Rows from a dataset
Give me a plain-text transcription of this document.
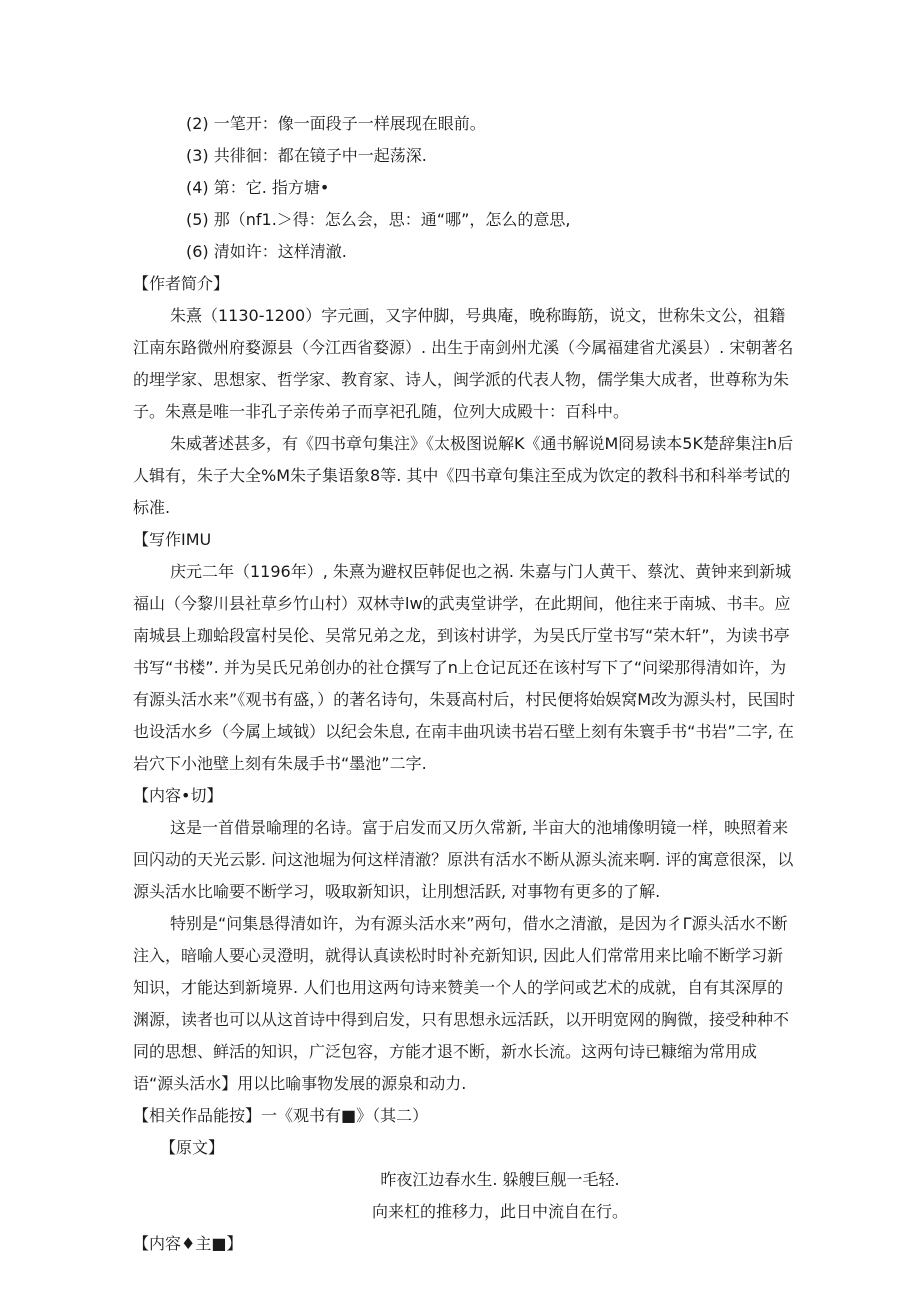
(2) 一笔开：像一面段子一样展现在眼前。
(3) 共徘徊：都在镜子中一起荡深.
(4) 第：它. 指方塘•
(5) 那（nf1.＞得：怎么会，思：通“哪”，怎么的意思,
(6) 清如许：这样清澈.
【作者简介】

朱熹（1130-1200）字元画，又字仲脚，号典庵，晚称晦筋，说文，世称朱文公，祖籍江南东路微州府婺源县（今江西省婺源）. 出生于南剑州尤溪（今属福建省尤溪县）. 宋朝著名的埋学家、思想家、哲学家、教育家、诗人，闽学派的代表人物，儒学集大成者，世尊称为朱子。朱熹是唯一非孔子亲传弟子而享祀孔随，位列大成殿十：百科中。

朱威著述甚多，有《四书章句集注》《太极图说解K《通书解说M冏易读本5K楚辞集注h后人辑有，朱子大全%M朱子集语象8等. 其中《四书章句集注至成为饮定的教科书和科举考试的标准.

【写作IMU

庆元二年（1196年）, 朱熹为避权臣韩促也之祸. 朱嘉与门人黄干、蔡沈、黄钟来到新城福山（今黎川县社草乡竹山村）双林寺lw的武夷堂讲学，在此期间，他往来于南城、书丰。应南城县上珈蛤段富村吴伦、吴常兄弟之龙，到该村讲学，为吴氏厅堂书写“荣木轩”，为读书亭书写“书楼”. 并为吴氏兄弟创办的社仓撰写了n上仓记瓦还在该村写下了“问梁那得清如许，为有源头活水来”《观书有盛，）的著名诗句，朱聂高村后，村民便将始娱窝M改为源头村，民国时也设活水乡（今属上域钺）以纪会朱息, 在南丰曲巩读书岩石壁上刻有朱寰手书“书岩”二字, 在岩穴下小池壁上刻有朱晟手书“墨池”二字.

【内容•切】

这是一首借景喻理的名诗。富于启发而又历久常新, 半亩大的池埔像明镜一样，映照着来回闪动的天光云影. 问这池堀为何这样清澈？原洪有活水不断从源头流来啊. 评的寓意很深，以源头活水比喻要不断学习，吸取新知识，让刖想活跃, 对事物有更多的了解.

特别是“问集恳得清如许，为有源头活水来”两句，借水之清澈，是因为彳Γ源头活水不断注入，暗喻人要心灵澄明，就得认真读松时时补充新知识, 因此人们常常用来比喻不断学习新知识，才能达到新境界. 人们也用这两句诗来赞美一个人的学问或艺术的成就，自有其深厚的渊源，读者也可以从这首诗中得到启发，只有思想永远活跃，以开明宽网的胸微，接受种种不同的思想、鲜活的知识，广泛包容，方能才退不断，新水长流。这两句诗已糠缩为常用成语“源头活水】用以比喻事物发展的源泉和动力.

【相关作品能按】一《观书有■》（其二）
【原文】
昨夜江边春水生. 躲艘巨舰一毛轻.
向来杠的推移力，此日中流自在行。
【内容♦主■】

YOUR GOAL -
Transcribe the material as is, with images omitted.

FULL ANSWER -
Give me a plain-text transcription of this document.
(2) 一笔开：像一面段子一样展现在眼前。
(3) 共徘徊：都在镜子中一起荡深.
(4) 第：它. 指方塘•
(5) 那（nf1.＞得：怎么会，思：通“哪”，怎么的意思,
(6) 清如许：这样清澈.
【作者简介】

朱熹（1130-1200）字元画，又字仲脚，号典庵，晚称晦筋，说文，世称朱文公，祖籍江南东路微州府婺源县（今江西省婺源）. 出生于南剑州尤溪（今属福建省尤溪县）. 宋朝著名的埋学家、思想家、哲学家、教育家、诗人，闽学派的代表人物，儒学集大成者，世尊称为朱子。朱熹是唯一非孔子亲传弟子而享祀孔随，位列大成殿十：百科中。

朱威著述甚多，有《四书章句集注》《太极图说解K《通书解说M冏易读本5K楚辞集注h后人辑有，朱子大全%M朱子集语象8等. 其中《四书章句集注至成为饮定的教科书和科举考试的标准.

【写作IMU

庆元二年（1196年）, 朱熹为避权臣韩促也之祸. 朱嘉与门人黄干、蔡沈、黄钟来到新城福山（今黎川县社草乡竹山村）双林寺lw的武夷堂讲学，在此期间，他往来于南城、书丰。应南城县上珈蛤段富村吴伦、吴常兄弟之龙，到该村讲学，为吴氏厅堂书写“荣木轩”，为读书亭书写“书楼”. 并为吴氏兄弟创办的社仓撰写了n上仓记瓦还在该村写下了“问梁那得清如许，为有源头活水来”《观书有盛，）的著名诗句，朱聂高村后，村民便将始娱窝M改为源头村，民国时也设活水乡（今属上域钺）以纪会朱息, 在南丰曲巩读书岩石壁上刻有朱寰手书“书岩”二字, 在岩穴下小池壁上刻有朱晟手书“墨池”二字.

【内容•切】

这是一首借景喻理的名诗。富于启发而又历久常新, 半亩大的池埔像明镜一样，映照着来回闪动的天光云影. 问这池堀为何这样清澈？原洪有活水不断从源头流来啊. 评的寓意很深，以源头活水比喻要不断学习，吸取新知识，让刖想活跃, 对事物有更多的了解.

特别是“问集恳得清如许，为有源头活水来”两句，借水之清澈，是因为彳Γ源头活水不断注入，暗喻人要心灵澄明，就得认真读松时时补充新知识, 因此人们常常用来比喻不断学习新知识，才能达到新境界. 人们也用这两句诗来赞美一个人的学问或艺术的成就，自有其深厚的渊源，读者也可以从这首诗中得到启发，只有思想永远活跃，以开明宽网的胸微，接受种种不同的思想、鲜活的知识，广泛包容，方能才退不断，新水长流。这两句诗已糠缩为常用成语“源头活水】用以比喻事物发展的源泉和动力.

【相关作品能按】一《观书有■》（其二）
【原文】
昨夜江边春水生. 躲艘巨舰一毛轻.
向来杠的推移力，此日中流自在行。
【内容♦主■】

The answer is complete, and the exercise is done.